§ **WHAT YOU ARE ASKED TO DO**:
Each entry below must be repeated exactly, with pictures left out.

────────────────

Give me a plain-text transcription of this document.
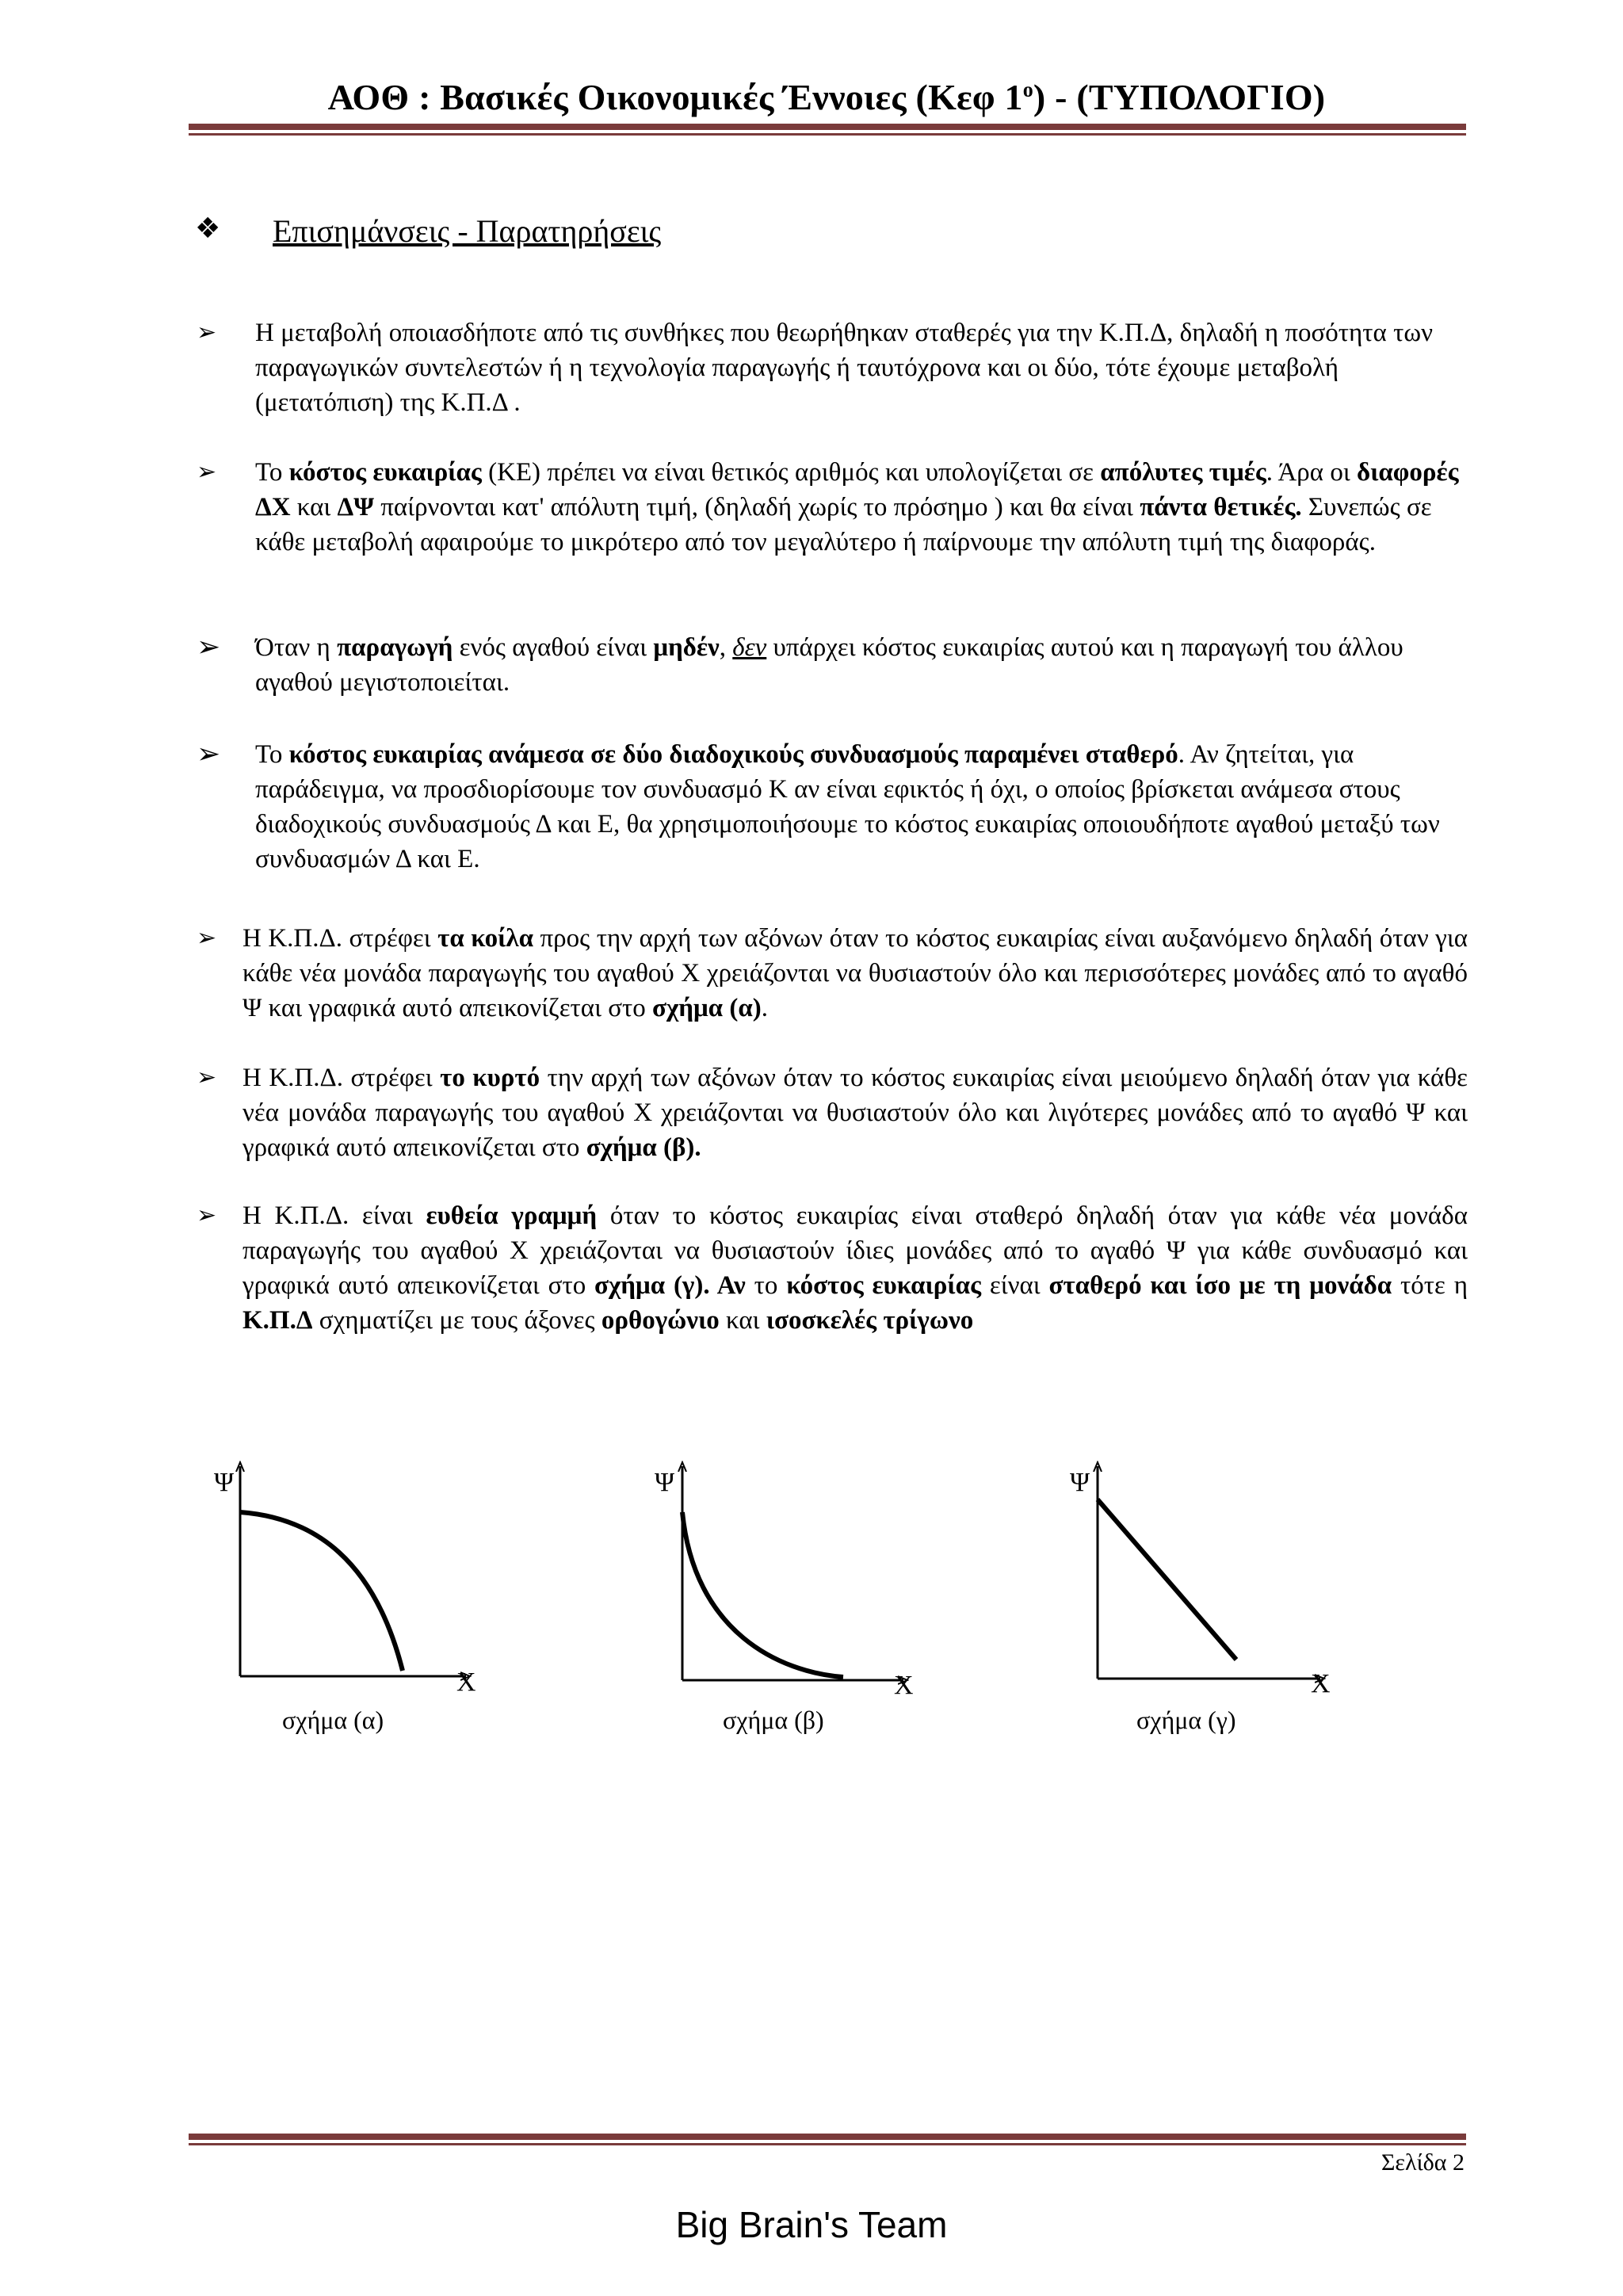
ΑΟΘ : Βασικές Οικονομικές Έννοιες (Κεφ $1^o) - (T\Upsilon\Pi O\Lambda O\Gamma IO)$
❖ Επισημάνσεις - Παρατηρήσεις
➢ Η μεταβολή οποιασδήποτε από τις συνθήκες που θεωρήθηκαν σταθερές για την Κ.Π.Δ, δηλαδή η ποσότητα των παραγωγικών συντελεστών ή η τεχνολογία παραγωγής ή ταυτόχρονα και οι δύο, τότε έχουμε μεταβολή (μετατόπιση) της Κ.Π.Δ .
➢ Το κόστος ευκαιρίας (ΚΕ) πρέπει να είναι θετικός αριθμός και υπολογίζεται σε απόλυτες τιμές. Άρα οι διαφορές ΔΧ και ΔΨ παίρνονται κατ' απόλυτη τιμή, (δηλαδή χωρίς το πρόσημο ) και θα είναι πάντα θετικές. Συνεπώς σε κάθε μεταβολή αφαιρούμε το μικρότερο από τον μεγαλύτερο ή παίρνουμε την απόλυτη τιμή της διαφοράς.
➢ Όταν η παραγωγή ενός αγαθού είναι μηδέν, δεν υπάρχει κόστος ευκαιρίας αυτού και η παραγωγή του άλλου αγαθού μεγιστοποιείται.
➢ Το κόστος ευκαιρίας ανάμεσα σε δύο διαδοχικούς συνδυασμούς παραμένει σταθερό. Αν ζητείται, για παράδειγμα, να προσδιορίσουμε τον συνδυασμό Κ αν είναι εφικτός ή όχι, ο οποίος βρίσκεται ανάμεσα στους διαδοχικούς συνδυασμούς Δ και Ε, θα χρησιμοποιήσουμε το κόστος ευκαιρίας οποιουδήποτε αγαθού μεταξύ των συνδυασμών Δ και Ε.
➢ Η Κ.Π.Δ. στρέφει τα κοίλα προς την αρχή των αξόνων όταν το κόστος ευκαιρίας είναι αυξανόμενο δηλαδή όταν για κάθε νέα μονάδα παραγωγής του αγαθού Χ χρειάζονται να θυσιαστούν όλο και περισσότερες μονάδες από το αγαθό Ψ και γραφικά αυτό απεικονίζεται στο σχήμα (α).
➢ Η Κ.Π.Δ. στρέφει το κυρτό την αρχή των αξόνων όταν το κόστος ευκαιρίας είναι μειούμενο δηλαδή όταν για κάθε νέα μονάδα παραγωγής του αγαθού Χ χρειάζονται να θυσιαστούν όλο και λιγότερες μονάδες από το αγαθό Ψ και γραφικά αυτό απεικονίζεται στο σχήμα (β).
➢ Η Κ.Π.Δ. είναι ευθεία γραμμή όταν το κόστος ευκαιρίας είναι σταθερό δηλαδή όταν για κάθε νέα μονάδα παραγωγής του αγαθού Χ χρειάζονται να θυσιαστούν ίδιες μονάδες από το αγαθό Ψ για κάθε συνδυασμό και γραφικά αυτό απεικονίζεται στο σχήμα (γ). Αν το κόστος ευκαιρίας είναι σταθερό και ίσο με τη μονάδα τότε η Κ.Π.Δ σχηματίζει με τους άξονες ορθογώνιο και ισοσκελές τρίγωνο
Ψ
Χ
σχήμα (α)
Ψ
Χ
σχήμα (β)
Ψ
Χ
σχήμα (γ)
Σελίδα 2
Big Brain's Team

────────────────

§ **FINISHED TASK**:
Give me a plain-text transcription of this document.
ΑΟΘ : Βασικές Οικονομικές Έννοιες (Κεφ $1^o) - (T\Upsilon\Pi O\Lambda O\Gamma IO)$
❖ Επισημάνσεις - Παρατηρήσεις
➢ Η μεταβολή οποιασδήποτε από τις συνθήκες που θεωρήθηκαν σταθερές για την Κ.Π.Δ, δηλαδή η ποσότητα των παραγωγικών συντελεστών ή η τεχνολογία παραγωγής ή ταυτόχρονα και οι δύο, τότε έχουμε μεταβολή (μετατόπιση) της Κ.Π.Δ .
➢ Το κόστος ευκαιρίας (ΚΕ) πρέπει να είναι θετικός αριθμός και υπολογίζεται σε απόλυτες τιμές. Άρα οι διαφορές ΔΧ και ΔΨ παίρνονται κατ' απόλυτη τιμή, (δηλαδή χωρίς το πρόσημο ) και θα είναι πάντα θετικές. Συνεπώς σε κάθε μεταβολή αφαιρούμε το μικρότερο από τον μεγαλύτερο ή παίρνουμε την απόλυτη τιμή της διαφοράς.
➢ Όταν η παραγωγή ενός αγαθού είναι μηδέν, δεν υπάρχει κόστος ευκαιρίας αυτού και η παραγωγή του άλλου αγαθού μεγιστοποιείται.
➢ Το κόστος ευκαιρίας ανάμεσα σε δύο διαδοχικούς συνδυασμούς παραμένει σταθερό. Αν ζητείται, για παράδειγμα, να προσδιορίσουμε τον συνδυασμό Κ αν είναι εφικτός ή όχι, ο οποίος βρίσκεται ανάμεσα στους διαδοχικούς συνδυασμούς Δ και Ε, θα χρησιμοποιήσουμε το κόστος ευκαιρίας οποιουδήποτε αγαθού μεταξύ των συνδυασμών Δ και Ε.
➢ Η Κ.Π.Δ. στρέφει τα κοίλα προς την αρχή των αξόνων όταν το κόστος ευκαιρίας είναι αυξανόμενο δηλαδή όταν για κάθε νέα μονάδα παραγωγής του αγαθού Χ χρειάζονται να θυσιαστούν όλο και περισσότερες μονάδες από το αγαθό Ψ και γραφικά αυτό απεικονίζεται στο σχήμα (α).
➢ Η Κ.Π.Δ. στρέφει το κυρτό την αρχή των αξόνων όταν το κόστος ευκαιρίας είναι μειούμενο δηλαδή όταν για κάθε νέα μονάδα παραγωγής του αγαθού Χ χρειάζονται να θυσιαστούν όλο και λιγότερες μονάδες από το αγαθό Ψ και γραφικά αυτό απεικονίζεται στο σχήμα (β).
➢ Η Κ.Π.Δ. είναι ευθεία γραμμή όταν το κόστος ευκαιρίας είναι σταθερό δηλαδή όταν για κάθε νέα μονάδα παραγωγής του αγαθού Χ χρειάζονται να θυσιαστούν ίδιες μονάδες από το αγαθό Ψ για κάθε συνδυασμό και γραφικά αυτό απεικονίζεται στο σχήμα (γ). Αν το κόστος ευκαιρίας είναι σταθερό και ίσο με τη μονάδα τότε η Κ.Π.Δ σχηματίζει με τους άξονες ορθογώνιο και ισοσκελές τρίγωνο
Ψ
Χ
σχήμα (α)
Ψ
Χ
σχήμα (β)
Ψ
Χ
σχήμα (γ)
Σελίδα 2
Big Brain's Team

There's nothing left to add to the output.